▶ Extract provided:
ImmunSYS, a Fort Lauderdale company developing technology to treat prostate cancer and other solid tumors, was the top winner in BioPitch, a Shark Tank for life science companies that highlighted the 2019 BioFlorida annual conference.
The company won $10,000 after besting 15 other seed-stage and early-stage life science firms that also pitched at the Oct. 22 conference in Tampa.
More than 20 investor judges worked over the past several months to review a record-breaking number of applications for BioPitch, and they determined the 16 semi-finalists who presented at the conference, said Jane Teague, who organized the pitch competition and is executive director of the Institute for Commercialization of Florida Technology.
In addition to the pitch competition, the conference featured biotech leaders presenting research updates, and panels discussing the state of the industry in Florida.
ImmunSYS is developing an immunotherapy designed to empower the immune system to recognize and selectively attack cancer throughout the body.
The company just received approval from the Food & Drug Administration for a clinical development plan, said Eamonn Hobbs, chairman and CEO. He expects accelerated or full approval from the FDA for its therapy after a Phase 2 trial. ImmunSYS has drawn $14 million in investment so far and plans to pursue an initial public offering in the first half of 2020.
“In the meantime, we’re setting up for that with a cross-over round of $3 million plus that we expect to close before December, and a SAFE note [a convertible security] that leads into that,” Hobbs said.

▶ Activity: Duplicate the passage of the BioPitch article starting with "The company won" and going on through "of Florida Technology.".

(Data extracted from a collection)
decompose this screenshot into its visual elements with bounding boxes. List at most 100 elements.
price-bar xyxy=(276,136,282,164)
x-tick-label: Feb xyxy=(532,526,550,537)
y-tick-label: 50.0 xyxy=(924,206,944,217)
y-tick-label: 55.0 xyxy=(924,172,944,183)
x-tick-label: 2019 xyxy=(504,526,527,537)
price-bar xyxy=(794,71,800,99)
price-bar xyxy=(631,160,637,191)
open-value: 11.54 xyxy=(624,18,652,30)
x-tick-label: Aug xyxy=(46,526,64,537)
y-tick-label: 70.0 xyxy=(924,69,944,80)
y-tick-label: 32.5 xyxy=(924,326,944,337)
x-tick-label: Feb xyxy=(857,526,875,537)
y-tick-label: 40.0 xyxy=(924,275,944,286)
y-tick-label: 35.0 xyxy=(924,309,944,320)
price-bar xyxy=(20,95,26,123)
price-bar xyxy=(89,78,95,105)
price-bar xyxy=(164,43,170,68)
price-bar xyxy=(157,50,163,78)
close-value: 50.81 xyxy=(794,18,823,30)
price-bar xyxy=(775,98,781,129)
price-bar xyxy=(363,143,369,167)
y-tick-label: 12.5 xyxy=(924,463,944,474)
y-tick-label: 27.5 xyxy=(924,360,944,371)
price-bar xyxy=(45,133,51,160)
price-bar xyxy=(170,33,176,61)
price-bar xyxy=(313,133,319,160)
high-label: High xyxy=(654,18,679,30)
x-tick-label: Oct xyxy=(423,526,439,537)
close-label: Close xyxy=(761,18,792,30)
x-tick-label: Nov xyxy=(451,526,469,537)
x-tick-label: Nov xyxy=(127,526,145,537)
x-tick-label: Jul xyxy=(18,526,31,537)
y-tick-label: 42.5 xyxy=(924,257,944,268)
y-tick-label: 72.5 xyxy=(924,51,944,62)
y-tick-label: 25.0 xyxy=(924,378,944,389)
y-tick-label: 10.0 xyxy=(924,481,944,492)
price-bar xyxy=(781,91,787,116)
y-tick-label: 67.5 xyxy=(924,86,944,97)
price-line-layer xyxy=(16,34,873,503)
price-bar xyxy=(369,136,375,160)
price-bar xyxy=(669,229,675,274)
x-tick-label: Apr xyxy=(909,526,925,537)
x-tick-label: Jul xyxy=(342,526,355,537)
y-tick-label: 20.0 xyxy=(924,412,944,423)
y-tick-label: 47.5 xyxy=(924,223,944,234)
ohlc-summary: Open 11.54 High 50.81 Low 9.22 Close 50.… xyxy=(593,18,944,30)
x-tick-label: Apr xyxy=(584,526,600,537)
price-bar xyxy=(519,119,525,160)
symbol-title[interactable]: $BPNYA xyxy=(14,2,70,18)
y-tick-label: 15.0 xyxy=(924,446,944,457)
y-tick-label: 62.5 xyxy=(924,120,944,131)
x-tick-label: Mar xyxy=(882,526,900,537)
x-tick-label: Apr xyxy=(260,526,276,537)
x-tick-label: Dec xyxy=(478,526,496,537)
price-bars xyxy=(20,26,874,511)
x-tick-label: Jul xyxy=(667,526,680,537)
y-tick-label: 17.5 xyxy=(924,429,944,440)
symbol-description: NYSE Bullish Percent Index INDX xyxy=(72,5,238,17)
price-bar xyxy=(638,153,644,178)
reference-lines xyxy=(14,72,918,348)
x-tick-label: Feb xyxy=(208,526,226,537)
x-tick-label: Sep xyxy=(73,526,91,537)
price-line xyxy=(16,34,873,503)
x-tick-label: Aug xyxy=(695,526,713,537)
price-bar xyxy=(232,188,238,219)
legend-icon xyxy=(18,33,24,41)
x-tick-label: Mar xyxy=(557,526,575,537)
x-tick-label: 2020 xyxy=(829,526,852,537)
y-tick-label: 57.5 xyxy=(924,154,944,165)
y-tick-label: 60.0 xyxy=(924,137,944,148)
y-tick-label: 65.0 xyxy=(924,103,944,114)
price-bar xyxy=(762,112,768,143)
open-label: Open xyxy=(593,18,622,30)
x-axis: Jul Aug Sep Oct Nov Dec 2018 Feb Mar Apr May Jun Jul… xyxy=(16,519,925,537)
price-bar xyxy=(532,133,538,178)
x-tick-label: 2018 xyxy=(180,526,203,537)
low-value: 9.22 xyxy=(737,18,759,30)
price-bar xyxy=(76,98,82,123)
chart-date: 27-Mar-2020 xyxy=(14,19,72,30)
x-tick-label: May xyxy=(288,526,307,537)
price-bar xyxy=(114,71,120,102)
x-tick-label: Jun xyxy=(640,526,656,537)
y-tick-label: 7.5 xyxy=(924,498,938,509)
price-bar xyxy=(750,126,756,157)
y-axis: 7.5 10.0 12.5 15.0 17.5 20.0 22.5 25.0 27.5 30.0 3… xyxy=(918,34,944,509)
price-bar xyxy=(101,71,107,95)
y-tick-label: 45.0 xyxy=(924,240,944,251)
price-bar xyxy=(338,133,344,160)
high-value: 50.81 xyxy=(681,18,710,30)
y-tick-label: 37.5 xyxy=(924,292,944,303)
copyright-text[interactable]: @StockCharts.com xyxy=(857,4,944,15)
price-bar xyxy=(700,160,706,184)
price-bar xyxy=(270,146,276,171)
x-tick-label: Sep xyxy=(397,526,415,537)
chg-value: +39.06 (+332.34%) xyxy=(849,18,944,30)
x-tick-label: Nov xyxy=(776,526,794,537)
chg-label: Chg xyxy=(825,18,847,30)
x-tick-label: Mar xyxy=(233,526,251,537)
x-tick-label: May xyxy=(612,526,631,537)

▶ Answer area:
The company won $10,000 after besting 15 other seed-stage and early-stage life science firms that also pitched at the Oct. 22 conference in Tampa.
More than 20 investor judges worked over the past several months to review a record-breaking number of applications for BioPitch, and they determined the 16 semi-finalists who presented at the conference, said Jane Teague, who organized the pitch competition and is executive director of the Institute for Commercialization of Florida Technology.